■ WHAT YOU SHOULD DO: Return all of the data exactly as given.

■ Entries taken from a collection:
◇ ◇ ◇
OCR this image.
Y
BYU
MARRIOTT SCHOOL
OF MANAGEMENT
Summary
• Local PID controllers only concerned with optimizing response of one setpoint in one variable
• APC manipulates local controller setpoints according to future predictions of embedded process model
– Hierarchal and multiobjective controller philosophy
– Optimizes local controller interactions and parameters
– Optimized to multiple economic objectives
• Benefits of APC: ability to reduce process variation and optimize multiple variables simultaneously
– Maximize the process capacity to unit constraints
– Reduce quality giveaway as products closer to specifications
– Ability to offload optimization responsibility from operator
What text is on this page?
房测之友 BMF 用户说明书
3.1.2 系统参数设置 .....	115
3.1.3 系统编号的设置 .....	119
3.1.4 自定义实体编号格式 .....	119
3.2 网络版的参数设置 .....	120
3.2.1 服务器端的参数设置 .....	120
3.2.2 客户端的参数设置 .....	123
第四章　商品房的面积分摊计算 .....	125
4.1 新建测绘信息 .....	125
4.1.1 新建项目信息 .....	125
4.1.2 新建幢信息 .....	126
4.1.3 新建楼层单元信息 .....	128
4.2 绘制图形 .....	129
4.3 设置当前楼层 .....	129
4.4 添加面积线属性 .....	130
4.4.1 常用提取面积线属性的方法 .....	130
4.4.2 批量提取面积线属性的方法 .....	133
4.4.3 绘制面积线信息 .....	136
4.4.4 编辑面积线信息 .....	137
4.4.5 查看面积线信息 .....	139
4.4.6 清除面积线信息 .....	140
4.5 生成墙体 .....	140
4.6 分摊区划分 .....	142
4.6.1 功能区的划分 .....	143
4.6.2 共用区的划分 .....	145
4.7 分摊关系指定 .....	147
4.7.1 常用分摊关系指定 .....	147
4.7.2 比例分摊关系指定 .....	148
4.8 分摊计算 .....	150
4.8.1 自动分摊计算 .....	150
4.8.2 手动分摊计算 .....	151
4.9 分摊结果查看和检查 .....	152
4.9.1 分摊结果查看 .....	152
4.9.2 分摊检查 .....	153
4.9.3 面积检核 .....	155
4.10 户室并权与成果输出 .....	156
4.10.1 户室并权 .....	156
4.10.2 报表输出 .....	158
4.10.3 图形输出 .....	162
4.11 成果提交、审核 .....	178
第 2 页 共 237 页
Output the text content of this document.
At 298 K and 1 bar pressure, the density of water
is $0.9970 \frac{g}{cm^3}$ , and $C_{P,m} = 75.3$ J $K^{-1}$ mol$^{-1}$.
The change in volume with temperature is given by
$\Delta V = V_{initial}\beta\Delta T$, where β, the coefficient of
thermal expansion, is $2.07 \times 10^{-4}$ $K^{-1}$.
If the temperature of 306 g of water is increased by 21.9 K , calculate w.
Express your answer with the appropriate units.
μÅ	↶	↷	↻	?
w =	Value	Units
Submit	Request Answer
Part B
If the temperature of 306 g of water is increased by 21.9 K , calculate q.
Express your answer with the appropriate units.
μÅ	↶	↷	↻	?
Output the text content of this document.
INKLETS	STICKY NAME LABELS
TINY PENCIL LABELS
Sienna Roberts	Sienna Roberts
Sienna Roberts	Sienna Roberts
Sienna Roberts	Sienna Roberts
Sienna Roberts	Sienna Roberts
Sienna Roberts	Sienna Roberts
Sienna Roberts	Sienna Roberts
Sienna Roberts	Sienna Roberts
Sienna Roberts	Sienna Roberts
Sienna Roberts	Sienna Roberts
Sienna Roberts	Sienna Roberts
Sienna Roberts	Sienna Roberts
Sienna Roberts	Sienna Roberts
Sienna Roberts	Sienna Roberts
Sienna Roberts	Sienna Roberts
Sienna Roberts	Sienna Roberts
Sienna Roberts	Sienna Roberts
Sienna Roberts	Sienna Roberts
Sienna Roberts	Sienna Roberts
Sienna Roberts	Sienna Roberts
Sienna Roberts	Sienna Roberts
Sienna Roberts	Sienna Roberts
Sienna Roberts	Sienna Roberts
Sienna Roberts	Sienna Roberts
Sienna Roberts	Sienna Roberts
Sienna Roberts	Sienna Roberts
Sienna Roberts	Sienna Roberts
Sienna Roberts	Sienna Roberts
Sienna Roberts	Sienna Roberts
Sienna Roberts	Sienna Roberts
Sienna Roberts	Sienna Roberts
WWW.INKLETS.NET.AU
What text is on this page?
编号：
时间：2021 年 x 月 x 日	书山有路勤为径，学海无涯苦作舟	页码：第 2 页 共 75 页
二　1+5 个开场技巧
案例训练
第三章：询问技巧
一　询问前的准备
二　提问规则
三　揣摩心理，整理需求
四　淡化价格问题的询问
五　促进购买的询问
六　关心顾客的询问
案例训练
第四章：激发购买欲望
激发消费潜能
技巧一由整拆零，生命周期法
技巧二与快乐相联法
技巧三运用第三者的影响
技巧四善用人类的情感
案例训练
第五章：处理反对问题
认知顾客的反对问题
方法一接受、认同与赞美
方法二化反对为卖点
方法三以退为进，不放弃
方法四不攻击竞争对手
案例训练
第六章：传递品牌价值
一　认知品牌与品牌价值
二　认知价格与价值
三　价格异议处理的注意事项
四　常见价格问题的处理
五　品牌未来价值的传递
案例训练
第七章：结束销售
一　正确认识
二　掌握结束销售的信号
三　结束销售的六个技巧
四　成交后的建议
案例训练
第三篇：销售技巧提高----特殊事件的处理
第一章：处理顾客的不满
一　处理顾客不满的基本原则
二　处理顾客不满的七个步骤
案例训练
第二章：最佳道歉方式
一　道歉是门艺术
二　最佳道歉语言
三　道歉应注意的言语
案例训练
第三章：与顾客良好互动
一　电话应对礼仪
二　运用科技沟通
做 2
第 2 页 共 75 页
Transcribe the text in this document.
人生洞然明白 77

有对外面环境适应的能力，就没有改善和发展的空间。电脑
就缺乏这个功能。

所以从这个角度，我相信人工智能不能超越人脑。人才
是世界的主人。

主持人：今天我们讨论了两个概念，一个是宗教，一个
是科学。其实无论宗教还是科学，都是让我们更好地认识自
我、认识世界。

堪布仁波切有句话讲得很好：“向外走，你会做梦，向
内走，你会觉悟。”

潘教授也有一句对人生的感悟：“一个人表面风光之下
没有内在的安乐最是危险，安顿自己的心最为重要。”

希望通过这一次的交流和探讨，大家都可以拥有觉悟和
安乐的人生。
◇ ◇ ◇
■ OUTPUT FOR THIS TASK:
OCR this image.
Y
BYU
MARRIOTT SCHOOL
OF MANAGEMENT
Summary
• Local PID controllers only concerned with optimizing response of one setpoint in one variable
• APC manipulates local controller setpoints according to future predictions of embedded process model
– Hierarchal and multiobjective controller philosophy
– Optimizes local controller interactions and parameters
– Optimized to multiple economic objectives
• Benefits of APC: ability to reduce process variation and optimize multiple variables simultaneously
– Maximize the process capacity to unit constraints
– Reduce quality giveaway as products closer to specifications
– Ability to offload optimization responsibility from operator
What text is on this page?
房测之友 BMF 用户说明书
3.1.2 系统参数设置 .....	115
3.1.3 系统编号的设置 .....	119
3.1.4 自定义实体编号格式 .....	119
3.2 网络版的参数设置 .....	120
3.2.1 服务器端的参数设置 .....	120
3.2.2 客户端的参数设置 .....	123
第四章　商品房的面积分摊计算 .....	125
4.1 新建测绘信息 .....	125
4.1.1 新建项目信息 .....	125
4.1.2 新建幢信息 .....	126
4.1.3 新建楼层单元信息 .....	128
4.2 绘制图形 .....	129
4.3 设置当前楼层 .....	129
4.4 添加面积线属性 .....	130
4.4.1 常用提取面积线属性的方法 .....	130
4.4.2 批量提取面积线属性的方法 .....	133
4.4.3 绘制面积线信息 .....	136
4.4.4 编辑面积线信息 .....	137
4.4.5 查看面积线信息 .....	139
4.4.6 清除面积线信息 .....	140
4.5 生成墙体 .....	140
4.6 分摊区划分 .....	142
4.6.1 功能区的划分 .....	143
4.6.2 共用区的划分 .....	145
4.7 分摊关系指定 .....	147
4.7.1 常用分摊关系指定 .....	147
4.7.2 比例分摊关系指定 .....	148
4.8 分摊计算 .....	150
4.8.1 自动分摊计算 .....	150
4.8.2 手动分摊计算 .....	151
4.9 分摊结果查看和检查 .....	152
4.9.1 分摊结果查看 .....	152
4.9.2 分摊检查 .....	153
4.9.3 面积检核 .....	155
4.10 户室并权与成果输出 .....	156
4.10.1 户室并权 .....	156
4.10.2 报表输出 .....	158
4.10.3 图形输出 .....	162
4.11 成果提交、审核 .....	178
第 2 页 共 237 页
Output the text content of this document.
At 298 K and 1 bar pressure, the density of water
is $0.9970 \frac{g}{cm^3}$ , and $C_{P,m} = 75.3$ J $K^{-1}$ mol$^{-1}$.
The change in volume with temperature is given by
$\Delta V = V_{initial}\beta\Delta T$, where β, the coefficient of
thermal expansion, is $2.07 \times 10^{-4}$ $K^{-1}$.
If the temperature of 306 g of water is increased by 21.9 K , calculate w.
Express your answer with the appropriate units.
μÅ	↶	↷	↻	?
w =	Value	Units
Submit	Request Answer
Part B
If the temperature of 306 g of water is increased by 21.9 K , calculate q.
Express your answer with the appropriate units.
μÅ	↶	↷	↻	?
Output the text content of this document.
INKLETS	STICKY NAME LABELS
TINY PENCIL LABELS
Sienna Roberts	Sienna Roberts
Sienna Roberts	Sienna Roberts
Sienna Roberts	Sienna Roberts
Sienna Roberts	Sienna Roberts
Sienna Roberts	Sienna Roberts
Sienna Roberts	Sienna Roberts
Sienna Roberts	Sienna Roberts
Sienna Roberts	Sienna Roberts
Sienna Roberts	Sienna Roberts
Sienna Roberts	Sienna Roberts
Sienna Roberts	Sienna Roberts
Sienna Roberts	Sienna Roberts
Sienna Roberts	Sienna Roberts
Sienna Roberts	Sienna Roberts
Sienna Roberts	Sienna Roberts
Sienna Roberts	Sienna Roberts
Sienna Roberts	Sienna Roberts
Sienna Roberts	Sienna Roberts
Sienna Roberts	Sienna Roberts
Sienna Roberts	Sienna Roberts
Sienna Roberts	Sienna Roberts
Sienna Roberts	Sienna Roberts
Sienna Roberts	Sienna Roberts
Sienna Roberts	Sienna Roberts
Sienna Roberts	Sienna Roberts
Sienna Roberts	Sienna Roberts
Sienna Roberts	Sienna Roberts
Sienna Roberts	Sienna Roberts
Sienna Roberts	Sienna Roberts
Sienna Roberts	Sienna Roberts
WWW.INKLETS.NET.AU
What text is on this page?
编号：
时间：2021 年 x 月 x 日	书山有路勤为径，学海无涯苦作舟	页码：第 2 页 共 75 页
二　1+5 个开场技巧
案例训练
第三章：询问技巧
一　询问前的准备
二　提问规则
三　揣摩心理，整理需求
四　淡化价格问题的询问
五　促进购买的询问
六　关心顾客的询问
案例训练
第四章：激发购买欲望
激发消费潜能
技巧一由整拆零，生命周期法
技巧二与快乐相联法
技巧三运用第三者的影响
技巧四善用人类的情感
案例训练
第五章：处理反对问题
认知顾客的反对问题
方法一接受、认同与赞美
方法二化反对为卖点
方法三以退为进，不放弃
方法四不攻击竞争对手
案例训练
第六章：传递品牌价值
一　认知品牌与品牌价值
二　认知价格与价值
三　价格异议处理的注意事项
四　常见价格问题的处理
五　品牌未来价值的传递
案例训练
第七章：结束销售
一　正确认识
二　掌握结束销售的信号
三　结束销售的六个技巧
四　成交后的建议
案例训练
第三篇：销售技巧提高----特殊事件的处理
第一章：处理顾客的不满
一　处理顾客不满的基本原则
二　处理顾客不满的七个步骤
案例训练
第二章：最佳道歉方式
一　道歉是门艺术
二　最佳道歉语言
三　道歉应注意的言语
案例训练
第三章：与顾客良好互动
一　电话应对礼仪
二　运用科技沟通
做 2
第 2 页 共 75 页
Transcribe the text in this document.
人生洞然明白 77

有对外面环境适应的能力，就没有改善和发展的空间。电脑
就缺乏这个功能。

所以从这个角度，我相信人工智能不能超越人脑。人才
是世界的主人。

主持人：今天我们讨论了两个概念，一个是宗教，一个
是科学。其实无论宗教还是科学，都是让我们更好地认识自
我、认识世界。

堪布仁波切有句话讲得很好：“向外走，你会做梦，向
内走，你会觉悟。”

潘教授也有一句对人生的感悟：“一个人表面风光之下
没有内在的安乐最是危险，安顿自己的心最为重要。”

希望通过这一次的交流和探讨，大家都可以拥有觉悟和
安乐的人生。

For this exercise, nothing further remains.